EXERCISE REQUIREMENTS
Type out the records that follow, exactly as given.

EXERCISE MATERIAL
********************

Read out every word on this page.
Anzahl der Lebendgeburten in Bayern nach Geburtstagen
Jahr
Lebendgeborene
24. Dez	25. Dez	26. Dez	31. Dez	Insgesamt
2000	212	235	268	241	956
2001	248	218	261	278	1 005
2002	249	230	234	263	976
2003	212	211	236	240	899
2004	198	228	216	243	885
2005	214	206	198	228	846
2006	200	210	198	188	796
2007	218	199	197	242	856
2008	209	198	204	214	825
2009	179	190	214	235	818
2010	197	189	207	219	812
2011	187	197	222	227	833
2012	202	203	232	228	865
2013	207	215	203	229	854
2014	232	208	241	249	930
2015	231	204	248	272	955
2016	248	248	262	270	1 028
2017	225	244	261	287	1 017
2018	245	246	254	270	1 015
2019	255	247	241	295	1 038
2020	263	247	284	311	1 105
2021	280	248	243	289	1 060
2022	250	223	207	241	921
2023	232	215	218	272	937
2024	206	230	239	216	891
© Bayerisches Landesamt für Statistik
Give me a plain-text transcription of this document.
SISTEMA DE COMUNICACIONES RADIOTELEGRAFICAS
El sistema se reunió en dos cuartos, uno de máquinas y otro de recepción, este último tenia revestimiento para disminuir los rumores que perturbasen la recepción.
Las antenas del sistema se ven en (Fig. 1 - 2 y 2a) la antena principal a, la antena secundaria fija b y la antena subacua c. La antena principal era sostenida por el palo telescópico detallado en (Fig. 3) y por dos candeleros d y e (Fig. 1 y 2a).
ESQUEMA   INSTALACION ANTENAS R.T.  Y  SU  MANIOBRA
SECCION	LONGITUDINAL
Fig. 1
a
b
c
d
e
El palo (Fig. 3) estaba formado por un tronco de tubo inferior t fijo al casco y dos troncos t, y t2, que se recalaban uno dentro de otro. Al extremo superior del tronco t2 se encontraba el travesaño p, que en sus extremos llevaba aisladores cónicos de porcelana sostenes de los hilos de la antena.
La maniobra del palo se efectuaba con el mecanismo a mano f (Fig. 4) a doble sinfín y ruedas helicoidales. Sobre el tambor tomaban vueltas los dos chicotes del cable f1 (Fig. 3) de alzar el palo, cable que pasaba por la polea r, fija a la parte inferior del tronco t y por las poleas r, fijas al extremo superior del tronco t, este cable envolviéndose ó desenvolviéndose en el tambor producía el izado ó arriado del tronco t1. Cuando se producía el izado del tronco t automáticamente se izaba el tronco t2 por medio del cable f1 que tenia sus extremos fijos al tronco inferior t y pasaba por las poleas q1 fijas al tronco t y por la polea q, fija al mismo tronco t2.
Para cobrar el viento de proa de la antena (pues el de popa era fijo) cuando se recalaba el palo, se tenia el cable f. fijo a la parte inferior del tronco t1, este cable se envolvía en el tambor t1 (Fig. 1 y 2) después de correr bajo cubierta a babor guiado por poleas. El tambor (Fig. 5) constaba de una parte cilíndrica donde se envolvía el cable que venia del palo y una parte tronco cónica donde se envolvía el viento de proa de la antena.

********************

FINISHED ANSWER
Read out every word on this page.
Anzahl der Lebendgeburten in Bayern nach Geburtstagen
Jahr
Lebendgeborene
24. Dez	25. Dez	26. Dez	31. Dez	Insgesamt
2000	212	235	268	241	956
2001	248	218	261	278	1 005
2002	249	230	234	263	976
2003	212	211	236	240	899
2004	198	228	216	243	885
2005	214	206	198	228	846
2006	200	210	198	188	796
2007	218	199	197	242	856
2008	209	198	204	214	825
2009	179	190	214	235	818
2010	197	189	207	219	812
2011	187	197	222	227	833
2012	202	203	232	228	865
2013	207	215	203	229	854
2014	232	208	241	249	930
2015	231	204	248	272	955
2016	248	248	262	270	1 028
2017	225	244	261	287	1 017
2018	245	246	254	270	1 015
2019	255	247	241	295	1 038
2020	263	247	284	311	1 105
2021	280	248	243	289	1 060
2022	250	223	207	241	921
2023	232	215	218	272	937
2024	206	230	239	216	891
© Bayerisches Landesamt für Statistik
Give me a plain-text transcription of this document.
SISTEMA DE COMUNICACIONES RADIOTELEGRAFICAS
El sistema se reunió en dos cuartos, uno de máquinas y otro de recepción, este último tenia revestimiento para disminuir los rumores que perturbasen la recepción.
Las antenas del sistema se ven en (Fig. 1 - 2 y 2a) la antena principal a, la antena secundaria fija b y la antena subacua c. La antena principal era sostenida por el palo telescópico detallado en (Fig. 3) y por dos candeleros d y e (Fig. 1 y 2a).
ESQUEMA   INSTALACION ANTENAS R.T.  Y  SU  MANIOBRA
SECCION	LONGITUDINAL
Fig. 1
a
b
c
d
e
El palo (Fig. 3) estaba formado por un tronco de tubo inferior t fijo al casco y dos troncos t, y t2, que se recalaban uno dentro de otro. Al extremo superior del tronco t2 se encontraba el travesaño p, que en sus extremos llevaba aisladores cónicos de porcelana sostenes de los hilos de la antena.
La maniobra del palo se efectuaba con el mecanismo a mano f (Fig. 4) a doble sinfín y ruedas helicoidales. Sobre el tambor tomaban vueltas los dos chicotes del cable f1 (Fig. 3) de alzar el palo, cable que pasaba por la polea r, fija a la parte inferior del tronco t y por las poleas r, fijas al extremo superior del tronco t, este cable envolviéndose ó desenvolviéndose en el tambor producía el izado ó arriado del tronco t1. Cuando se producía el izado del tronco t automáticamente se izaba el tronco t2 por medio del cable f1 que tenia sus extremos fijos al tronco inferior t y pasaba por las poleas q1 fijas al tronco t y por la polea q, fija al mismo tronco t2.
Para cobrar el viento de proa de la antena (pues el de popa era fijo) cuando se recalaba el palo, se tenia el cable f. fijo a la parte inferior del tronco t1, este cable se envolvía en el tambor t1 (Fig. 1 y 2) después de correr bajo cubierta a babor guiado por poleas. El tambor (Fig. 5) constaba de una parte cilíndrica donde se envolvía el cable que venia del palo y una parte tronco cónica donde se envolvía el viento de proa de la antena.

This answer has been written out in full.